* [Instructions to follow]
Pull out every line below holding the word "JSON".

══ Records supplied

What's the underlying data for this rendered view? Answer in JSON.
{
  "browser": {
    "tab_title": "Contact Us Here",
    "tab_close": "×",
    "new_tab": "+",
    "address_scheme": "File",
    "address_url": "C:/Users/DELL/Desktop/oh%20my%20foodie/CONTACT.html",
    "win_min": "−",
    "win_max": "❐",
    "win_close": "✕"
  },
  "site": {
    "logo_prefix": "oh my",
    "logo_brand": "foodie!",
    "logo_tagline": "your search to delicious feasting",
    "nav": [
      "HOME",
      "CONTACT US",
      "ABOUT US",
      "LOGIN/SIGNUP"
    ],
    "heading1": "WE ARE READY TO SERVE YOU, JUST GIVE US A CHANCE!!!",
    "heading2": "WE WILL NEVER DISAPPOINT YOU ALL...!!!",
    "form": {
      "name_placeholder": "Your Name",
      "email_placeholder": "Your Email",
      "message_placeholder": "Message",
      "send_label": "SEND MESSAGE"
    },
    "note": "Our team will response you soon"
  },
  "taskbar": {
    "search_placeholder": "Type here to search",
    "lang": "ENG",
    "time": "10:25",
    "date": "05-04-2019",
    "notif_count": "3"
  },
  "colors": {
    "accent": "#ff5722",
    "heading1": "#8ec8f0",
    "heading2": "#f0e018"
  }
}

════
══ Records supplied

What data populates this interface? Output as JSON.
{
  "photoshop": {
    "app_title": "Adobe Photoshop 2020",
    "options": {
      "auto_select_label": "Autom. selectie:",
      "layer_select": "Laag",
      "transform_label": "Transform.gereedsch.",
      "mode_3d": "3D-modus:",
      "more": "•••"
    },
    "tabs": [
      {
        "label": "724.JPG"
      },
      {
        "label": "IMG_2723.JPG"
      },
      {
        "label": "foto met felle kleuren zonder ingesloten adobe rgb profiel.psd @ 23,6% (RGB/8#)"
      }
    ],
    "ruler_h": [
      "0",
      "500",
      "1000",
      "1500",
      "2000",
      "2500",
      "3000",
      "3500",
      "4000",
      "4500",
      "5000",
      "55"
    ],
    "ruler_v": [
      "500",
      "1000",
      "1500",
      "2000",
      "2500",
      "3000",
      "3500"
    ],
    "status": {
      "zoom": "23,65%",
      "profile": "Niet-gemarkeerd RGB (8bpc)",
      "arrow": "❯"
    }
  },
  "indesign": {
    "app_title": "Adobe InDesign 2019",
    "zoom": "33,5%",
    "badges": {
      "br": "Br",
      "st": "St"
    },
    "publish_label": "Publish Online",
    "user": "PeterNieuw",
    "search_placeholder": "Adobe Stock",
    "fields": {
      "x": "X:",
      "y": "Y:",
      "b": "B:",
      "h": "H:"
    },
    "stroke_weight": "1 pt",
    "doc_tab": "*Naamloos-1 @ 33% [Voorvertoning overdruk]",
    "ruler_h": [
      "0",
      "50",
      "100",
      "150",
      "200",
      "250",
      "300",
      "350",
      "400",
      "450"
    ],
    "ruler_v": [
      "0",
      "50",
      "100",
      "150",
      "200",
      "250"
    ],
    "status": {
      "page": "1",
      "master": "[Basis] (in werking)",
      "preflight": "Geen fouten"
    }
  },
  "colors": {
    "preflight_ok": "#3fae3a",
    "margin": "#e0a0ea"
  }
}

════

* [Problem solution]
What's the underlying data for this rendered view? Answer in JSON.
What data populates this interface? Output as JSON.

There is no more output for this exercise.